Give back every line of the listing below word for word, keeping the same order.

....

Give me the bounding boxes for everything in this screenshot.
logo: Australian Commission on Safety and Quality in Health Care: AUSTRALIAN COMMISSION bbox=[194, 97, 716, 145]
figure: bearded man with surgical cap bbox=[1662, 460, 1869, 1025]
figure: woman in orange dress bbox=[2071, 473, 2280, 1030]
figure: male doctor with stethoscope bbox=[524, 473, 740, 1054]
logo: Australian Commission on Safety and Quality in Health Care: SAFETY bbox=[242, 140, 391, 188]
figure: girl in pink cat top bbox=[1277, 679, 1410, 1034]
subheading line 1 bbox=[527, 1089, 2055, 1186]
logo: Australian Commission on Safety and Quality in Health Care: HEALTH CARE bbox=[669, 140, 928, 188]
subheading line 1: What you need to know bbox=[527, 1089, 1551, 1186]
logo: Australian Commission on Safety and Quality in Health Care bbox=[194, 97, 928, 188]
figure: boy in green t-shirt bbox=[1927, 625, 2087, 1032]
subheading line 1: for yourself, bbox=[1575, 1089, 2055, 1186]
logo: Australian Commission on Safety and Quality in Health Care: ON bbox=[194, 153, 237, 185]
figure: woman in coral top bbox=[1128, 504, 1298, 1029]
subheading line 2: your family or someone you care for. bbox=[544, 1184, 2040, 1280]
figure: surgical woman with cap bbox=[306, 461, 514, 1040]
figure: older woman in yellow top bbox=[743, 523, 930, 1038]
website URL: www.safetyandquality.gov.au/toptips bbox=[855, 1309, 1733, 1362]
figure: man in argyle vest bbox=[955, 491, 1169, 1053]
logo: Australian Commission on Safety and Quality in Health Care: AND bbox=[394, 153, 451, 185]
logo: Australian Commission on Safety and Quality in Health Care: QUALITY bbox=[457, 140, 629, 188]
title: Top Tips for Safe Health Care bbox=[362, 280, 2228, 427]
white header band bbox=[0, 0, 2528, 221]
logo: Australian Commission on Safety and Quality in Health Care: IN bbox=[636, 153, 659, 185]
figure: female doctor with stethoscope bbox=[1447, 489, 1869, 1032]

....

Reply to the task:
Give me the bounding boxes for everything in this screenshot.
logo: Australian Commission on Safety and Quality in Health Care: AUSTRALIAN COMMISSION bbox=[194, 97, 716, 145]
figure: bearded man with surgical cap bbox=[1662, 460, 1869, 1025]
figure: woman in orange dress bbox=[2071, 473, 2280, 1030]
figure: male doctor with stethoscope bbox=[524, 473, 740, 1054]
logo: Australian Commission on Safety and Quality in Health Care: SAFETY bbox=[242, 140, 391, 188]
figure: girl in pink cat top bbox=[1277, 679, 1410, 1034]
subheading line 1 bbox=[527, 1089, 2055, 1186]
logo: Australian Commission on Safety and Quality in Health Care: HEALTH CARE bbox=[669, 140, 928, 188]
subheading line 1: What you need to know bbox=[527, 1089, 1551, 1186]
logo: Australian Commission on Safety and Quality in Health Care bbox=[194, 97, 928, 188]
figure: boy in green t-shirt bbox=[1927, 625, 2087, 1032]
subheading line 1: for yourself, bbox=[1575, 1089, 2055, 1186]
logo: Australian Commission on Safety and Quality in Health Care: ON bbox=[194, 153, 237, 185]
figure: woman in coral top bbox=[1128, 504, 1298, 1029]
subheading line 2: your family or someone you care for. bbox=[544, 1184, 2040, 1280]
figure: surgical woman with cap bbox=[306, 461, 514, 1040]
figure: older woman in yellow top bbox=[743, 523, 930, 1038]
website URL: www.safetyandquality.gov.au/toptips bbox=[855, 1309, 1733, 1362]
figure: man in argyle vest bbox=[955, 491, 1169, 1053]
logo: Australian Commission on Safety and Quality in Health Care: AND bbox=[394, 153, 451, 185]
logo: Australian Commission on Safety and Quality in Health Care: QUALITY bbox=[457, 140, 629, 188]
title: Top Tips for Safe Health Care bbox=[362, 280, 2228, 427]
white header band bbox=[0, 0, 2528, 221]
logo: Australian Commission on Safety and Quality in Health Care: IN bbox=[636, 153, 659, 185]
figure: female doctor with stethoscope bbox=[1447, 489, 1869, 1032]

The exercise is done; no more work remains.